**EXERCISE GOAL**
Each record below should appear again exactly as written.

**INFORMATION SUPPLIED**
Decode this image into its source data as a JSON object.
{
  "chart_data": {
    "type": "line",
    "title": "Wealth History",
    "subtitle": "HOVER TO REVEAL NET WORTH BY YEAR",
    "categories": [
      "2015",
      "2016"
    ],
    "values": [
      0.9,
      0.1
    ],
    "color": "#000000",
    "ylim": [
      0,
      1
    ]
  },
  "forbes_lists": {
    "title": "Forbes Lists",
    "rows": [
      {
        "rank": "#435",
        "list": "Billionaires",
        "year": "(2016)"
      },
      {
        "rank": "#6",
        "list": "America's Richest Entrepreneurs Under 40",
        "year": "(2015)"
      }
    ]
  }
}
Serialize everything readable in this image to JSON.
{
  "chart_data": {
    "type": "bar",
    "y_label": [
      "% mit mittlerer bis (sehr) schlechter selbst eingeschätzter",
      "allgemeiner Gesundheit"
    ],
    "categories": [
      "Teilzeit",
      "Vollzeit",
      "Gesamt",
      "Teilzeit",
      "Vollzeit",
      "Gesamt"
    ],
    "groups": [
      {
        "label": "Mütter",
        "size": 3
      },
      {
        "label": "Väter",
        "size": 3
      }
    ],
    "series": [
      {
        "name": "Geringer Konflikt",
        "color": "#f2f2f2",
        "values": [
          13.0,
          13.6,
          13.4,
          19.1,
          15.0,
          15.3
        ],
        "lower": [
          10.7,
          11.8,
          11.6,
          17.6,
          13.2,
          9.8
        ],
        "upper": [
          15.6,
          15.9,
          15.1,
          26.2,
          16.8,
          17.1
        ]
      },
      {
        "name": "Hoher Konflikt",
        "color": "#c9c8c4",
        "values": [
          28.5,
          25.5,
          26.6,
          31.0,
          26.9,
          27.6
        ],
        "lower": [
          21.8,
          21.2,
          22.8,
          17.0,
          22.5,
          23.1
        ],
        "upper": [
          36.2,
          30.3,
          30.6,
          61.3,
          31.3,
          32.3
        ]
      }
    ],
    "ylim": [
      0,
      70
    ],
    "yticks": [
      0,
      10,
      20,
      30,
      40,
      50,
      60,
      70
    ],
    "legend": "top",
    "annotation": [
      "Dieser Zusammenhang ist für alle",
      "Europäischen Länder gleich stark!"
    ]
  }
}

**OUTPUT OF THE TASK**
Decode this image into its source data as a JSON object.
{
  "chart_data": {
    "type": "line",
    "title": "Wealth History",
    "subtitle": "HOVER TO REVEAL NET WORTH BY YEAR",
    "categories": [
      "2015",
      "2016"
    ],
    "values": [
      0.9,
      0.1
    ],
    "color": "#000000",
    "ylim": [
      0,
      1
    ]
  },
  "forbes_lists": {
    "title": "Forbes Lists",
    "rows": [
      {
        "rank": "#435",
        "list": "Billionaires",
        "year": "(2016)"
      },
      {
        "rank": "#6",
        "list": "America's Richest Entrepreneurs Under 40",
        "year": "(2015)"
      }
    ]
  }
}
Serialize everything readable in this image to JSON.
{
  "chart_data": {
    "type": "bar",
    "y_label": [
      "% mit mittlerer bis (sehr) schlechter selbst eingeschätzter",
      "allgemeiner Gesundheit"
    ],
    "categories": [
      "Teilzeit",
      "Vollzeit",
      "Gesamt",
      "Teilzeit",
      "Vollzeit",
      "Gesamt"
    ],
    "groups": [
      {
        "label": "Mütter",
        "size": 3
      },
      {
        "label": "Väter",
        "size": 3
      }
    ],
    "series": [
      {
        "name": "Geringer Konflikt",
        "color": "#f2f2f2",
        "values": [
          13.0,
          13.6,
          13.4,
          19.1,
          15.0,
          15.3
        ],
        "lower": [
          10.7,
          11.8,
          11.6,
          17.6,
          13.2,
          9.8
        ],
        "upper": [
          15.6,
          15.9,
          15.1,
          26.2,
          16.8,
          17.1
        ]
      },
      {
        "name": "Hoher Konflikt",
        "color": "#c9c8c4",
        "values": [
          28.5,
          25.5,
          26.6,
          31.0,
          26.9,
          27.6
        ],
        "lower": [
          21.8,
          21.2,
          22.8,
          17.0,
          22.5,
          23.1
        ],
        "upper": [
          36.2,
          30.3,
          30.6,
          61.3,
          31.3,
          32.3
        ]
      }
    ],
    "ylim": [
      0,
      70
    ],
    "yticks": [
      0,
      10,
      20,
      30,
      40,
      50,
      60,
      70
    ],
    "legend": "top",
    "annotation": [
      "Dieser Zusammenhang ist für alle",
      "Europäischen Länder gleich stark!"
    ]
  }
}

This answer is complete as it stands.